**PROVIDED DATA**
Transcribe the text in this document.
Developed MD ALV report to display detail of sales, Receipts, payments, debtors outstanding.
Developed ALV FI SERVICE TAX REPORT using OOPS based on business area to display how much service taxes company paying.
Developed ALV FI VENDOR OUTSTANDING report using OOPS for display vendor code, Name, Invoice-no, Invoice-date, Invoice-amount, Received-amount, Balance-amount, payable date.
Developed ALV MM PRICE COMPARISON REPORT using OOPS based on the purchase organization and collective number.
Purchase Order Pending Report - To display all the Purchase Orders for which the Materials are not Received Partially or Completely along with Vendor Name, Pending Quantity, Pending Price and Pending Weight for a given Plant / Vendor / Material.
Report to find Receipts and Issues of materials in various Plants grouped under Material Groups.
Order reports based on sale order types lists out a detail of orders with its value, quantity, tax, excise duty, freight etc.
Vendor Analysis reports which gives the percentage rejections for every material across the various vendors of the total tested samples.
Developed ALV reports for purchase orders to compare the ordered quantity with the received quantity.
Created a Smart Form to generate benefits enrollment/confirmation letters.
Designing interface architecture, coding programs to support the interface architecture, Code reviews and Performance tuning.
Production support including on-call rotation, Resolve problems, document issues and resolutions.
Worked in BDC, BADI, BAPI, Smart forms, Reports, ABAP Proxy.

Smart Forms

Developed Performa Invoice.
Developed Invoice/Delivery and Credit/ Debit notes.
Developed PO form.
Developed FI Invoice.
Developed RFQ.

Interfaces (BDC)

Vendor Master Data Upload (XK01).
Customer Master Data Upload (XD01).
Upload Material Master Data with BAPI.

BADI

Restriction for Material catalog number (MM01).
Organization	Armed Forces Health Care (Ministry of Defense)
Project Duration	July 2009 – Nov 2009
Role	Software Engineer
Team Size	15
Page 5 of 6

**PROMPT**
Look through the data above. Find each line with the string "detail" and copy it.

**SOLUTION BELOW**
Developed MD ALV report to display detail of sales, Receipts, payments, debtors outstanding.
Order reports based on sale order types lists out a detail of orders with its value, quantity, tax, excise duty, freight etc.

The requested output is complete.